((

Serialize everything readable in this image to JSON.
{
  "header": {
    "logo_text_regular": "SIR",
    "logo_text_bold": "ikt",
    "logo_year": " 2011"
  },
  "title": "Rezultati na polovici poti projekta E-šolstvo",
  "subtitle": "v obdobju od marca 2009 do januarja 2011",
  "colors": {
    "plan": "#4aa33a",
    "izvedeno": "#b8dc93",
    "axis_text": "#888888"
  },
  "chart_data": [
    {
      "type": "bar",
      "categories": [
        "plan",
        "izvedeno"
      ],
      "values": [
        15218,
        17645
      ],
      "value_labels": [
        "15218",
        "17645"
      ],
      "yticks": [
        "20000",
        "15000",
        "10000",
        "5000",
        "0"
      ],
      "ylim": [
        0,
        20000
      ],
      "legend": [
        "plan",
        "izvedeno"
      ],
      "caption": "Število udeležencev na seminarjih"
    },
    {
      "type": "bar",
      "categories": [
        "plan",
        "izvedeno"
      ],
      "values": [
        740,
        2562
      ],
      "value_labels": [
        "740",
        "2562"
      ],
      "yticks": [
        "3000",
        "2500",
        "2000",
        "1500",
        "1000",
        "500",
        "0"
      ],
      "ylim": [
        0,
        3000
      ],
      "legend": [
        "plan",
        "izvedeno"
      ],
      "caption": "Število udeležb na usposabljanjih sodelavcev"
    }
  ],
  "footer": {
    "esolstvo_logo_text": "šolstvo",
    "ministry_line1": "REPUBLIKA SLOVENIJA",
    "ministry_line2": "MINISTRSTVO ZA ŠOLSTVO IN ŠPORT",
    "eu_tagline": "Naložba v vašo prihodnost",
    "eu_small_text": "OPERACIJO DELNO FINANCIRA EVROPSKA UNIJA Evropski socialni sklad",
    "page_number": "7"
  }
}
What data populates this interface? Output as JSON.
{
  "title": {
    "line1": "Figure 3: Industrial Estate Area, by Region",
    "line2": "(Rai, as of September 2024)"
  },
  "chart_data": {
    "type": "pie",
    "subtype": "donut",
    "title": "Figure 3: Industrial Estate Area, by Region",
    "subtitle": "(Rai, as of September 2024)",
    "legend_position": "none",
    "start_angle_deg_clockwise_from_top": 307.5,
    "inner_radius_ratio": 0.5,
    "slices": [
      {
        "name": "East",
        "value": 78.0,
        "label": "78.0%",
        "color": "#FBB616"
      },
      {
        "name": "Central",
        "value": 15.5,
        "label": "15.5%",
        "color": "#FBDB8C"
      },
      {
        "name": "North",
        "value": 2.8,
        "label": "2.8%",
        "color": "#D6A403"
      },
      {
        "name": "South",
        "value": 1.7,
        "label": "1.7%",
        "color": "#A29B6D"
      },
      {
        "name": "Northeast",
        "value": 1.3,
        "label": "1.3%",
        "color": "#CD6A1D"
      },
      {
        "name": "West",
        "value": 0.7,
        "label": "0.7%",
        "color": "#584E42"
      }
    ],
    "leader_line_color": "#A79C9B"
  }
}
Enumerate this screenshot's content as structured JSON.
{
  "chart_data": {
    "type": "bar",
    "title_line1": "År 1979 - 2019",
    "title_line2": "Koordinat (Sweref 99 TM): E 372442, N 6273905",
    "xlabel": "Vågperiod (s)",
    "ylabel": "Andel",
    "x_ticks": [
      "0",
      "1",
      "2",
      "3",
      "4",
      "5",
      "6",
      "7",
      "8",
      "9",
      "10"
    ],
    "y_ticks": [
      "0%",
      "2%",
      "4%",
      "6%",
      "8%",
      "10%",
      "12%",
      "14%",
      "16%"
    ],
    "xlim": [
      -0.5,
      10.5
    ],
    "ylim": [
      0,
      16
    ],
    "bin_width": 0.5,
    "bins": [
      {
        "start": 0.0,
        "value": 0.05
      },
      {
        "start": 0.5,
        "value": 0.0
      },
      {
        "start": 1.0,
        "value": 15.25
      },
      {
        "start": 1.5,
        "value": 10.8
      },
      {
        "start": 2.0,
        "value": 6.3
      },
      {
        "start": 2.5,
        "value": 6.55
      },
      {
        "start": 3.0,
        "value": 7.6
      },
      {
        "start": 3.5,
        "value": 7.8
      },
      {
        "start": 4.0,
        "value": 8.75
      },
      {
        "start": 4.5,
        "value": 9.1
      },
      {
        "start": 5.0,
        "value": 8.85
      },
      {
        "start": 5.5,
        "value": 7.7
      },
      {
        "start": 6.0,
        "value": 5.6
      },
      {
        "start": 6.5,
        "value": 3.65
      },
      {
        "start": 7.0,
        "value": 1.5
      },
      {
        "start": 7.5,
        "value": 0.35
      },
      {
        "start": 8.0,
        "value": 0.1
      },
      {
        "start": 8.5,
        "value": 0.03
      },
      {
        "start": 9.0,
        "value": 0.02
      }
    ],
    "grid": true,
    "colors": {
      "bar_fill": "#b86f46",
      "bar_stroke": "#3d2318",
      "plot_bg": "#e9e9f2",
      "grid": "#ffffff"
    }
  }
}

))

▶ SHORT PROBLEM
Set down all of the records shown above once more, exactly.

▶ OUTPUT OF THE TASK
Serialize everything readable in this image to JSON.
{
  "header": {
    "logo_text_regular": "SIR",
    "logo_text_bold": "ikt",
    "logo_year": " 2011"
  },
  "title": "Rezultati na polovici poti projekta E-šolstvo",
  "subtitle": "v obdobju od marca 2009 do januarja 2011",
  "colors": {
    "plan": "#4aa33a",
    "izvedeno": "#b8dc93",
    "axis_text": "#888888"
  },
  "chart_data": [
    {
      "type": "bar",
      "categories": [
        "plan",
        "izvedeno"
      ],
      "values": [
        15218,
        17645
      ],
      "value_labels": [
        "15218",
        "17645"
      ],
      "yticks": [
        "20000",
        "15000",
        "10000",
        "5000",
        "0"
      ],
      "ylim": [
        0,
        20000
      ],
      "legend": [
        "plan",
        "izvedeno"
      ],
      "caption": "Število udeležencev na seminarjih"
    },
    {
      "type": "bar",
      "categories": [
        "plan",
        "izvedeno"
      ],
      "values": [
        740,
        2562
      ],
      "value_labels": [
        "740",
        "2562"
      ],
      "yticks": [
        "3000",
        "2500",
        "2000",
        "1500",
        "1000",
        "500",
        "0"
      ],
      "ylim": [
        0,
        3000
      ],
      "legend": [
        "plan",
        "izvedeno"
      ],
      "caption": "Število udeležb na usposabljanjih sodelavcev"
    }
  ],
  "footer": {
    "esolstvo_logo_text": "šolstvo",
    "ministry_line1": "REPUBLIKA SLOVENIJA",
    "ministry_line2": "MINISTRSTVO ZA ŠOLSTVO IN ŠPORT",
    "eu_tagline": "Naložba v vašo prihodnost",
    "eu_small_text": "OPERACIJO DELNO FINANCIRA EVROPSKA UNIJA Evropski socialni sklad",
    "page_number": "7"
  }
}
What data populates this interface? Output as JSON.
{
  "title": {
    "line1": "Figure 3: Industrial Estate Area, by Region",
    "line2": "(Rai, as of September 2024)"
  },
  "chart_data": {
    "type": "pie",
    "subtype": "donut",
    "title": "Figure 3: Industrial Estate Area, by Region",
    "subtitle": "(Rai, as of September 2024)",
    "legend_position": "none",
    "start_angle_deg_clockwise_from_top": 307.5,
    "inner_radius_ratio": 0.5,
    "slices": [
      {
        "name": "East",
        "value": 78.0,
        "label": "78.0%",
        "color": "#FBB616"
      },
      {
        "name": "Central",
        "value": 15.5,
        "label": "15.5%",
        "color": "#FBDB8C"
      },
      {
        "name": "North",
        "value": 2.8,
        "label": "2.8%",
        "color": "#D6A403"
      },
      {
        "name": "South",
        "value": 1.7,
        "label": "1.7%",
        "color": "#A29B6D"
      },
      {
        "name": "Northeast",
        "value": 1.3,
        "label": "1.3%",
        "color": "#CD6A1D"
      },
      {
        "name": "West",
        "value": 0.7,
        "label": "0.7%",
        "color": "#584E42"
      }
    ],
    "leader_line_color": "#A79C9B"
  }
}
Enumerate this screenshot's content as structured JSON.
{
  "chart_data": {
    "type": "bar",
    "title_line1": "År 1979 - 2019",
    "title_line2": "Koordinat (Sweref 99 TM): E 372442, N 6273905",
    "xlabel": "Vågperiod (s)",
    "ylabel": "Andel",
    "x_ticks": [
      "0",
      "1",
      "2",
      "3",
      "4",
      "5",
      "6",
      "7",
      "8",
      "9",
      "10"
    ],
    "y_ticks": [
      "0%",
      "2%",
      "4%",
      "6%",
      "8%",
      "10%",
      "12%",
      "14%",
      "16%"
    ],
    "xlim": [
      -0.5,
      10.5
    ],
    "ylim": [
      0,
      16
    ],
    "bin_width": 0.5,
    "bins": [
      {
        "start": 0.0,
        "value": 0.05
      },
      {
        "start": 0.5,
        "value": 0.0
      },
      {
        "start": 1.0,
        "value": 15.25
      },
      {
        "start": 1.5,
        "value": 10.8
      },
      {
        "start": 2.0,
        "value": 6.3
      },
      {
        "start": 2.5,
        "value": 6.55
      },
      {
        "start": 3.0,
        "value": 7.6
      },
      {
        "start": 3.5,
        "value": 7.8
      },
      {
        "start": 4.0,
        "value": 8.75
      },
      {
        "start": 4.5,
        "value": 9.1
      },
      {
        "start": 5.0,
        "value": 8.85
      },
      {
        "start": 5.5,
        "value": 7.7
      },
      {
        "start": 6.0,
        "value": 5.6
      },
      {
        "start": 6.5,
        "value": 3.65
      },
      {
        "start": 7.0,
        "value": 1.5
      },
      {
        "start": 7.5,
        "value": 0.35
      },
      {
        "start": 8.0,
        "value": 0.1
      },
      {
        "start": 8.5,
        "value": 0.03
      },
      {
        "start": 9.0,
        "value": 0.02
      }
    ],
    "grid": true,
    "colors": {
      "bar_fill": "#b86f46",
      "bar_stroke": "#3d2318",
      "plot_bg": "#e9e9f2",
      "grid": "#ffffff"
    }
  }
}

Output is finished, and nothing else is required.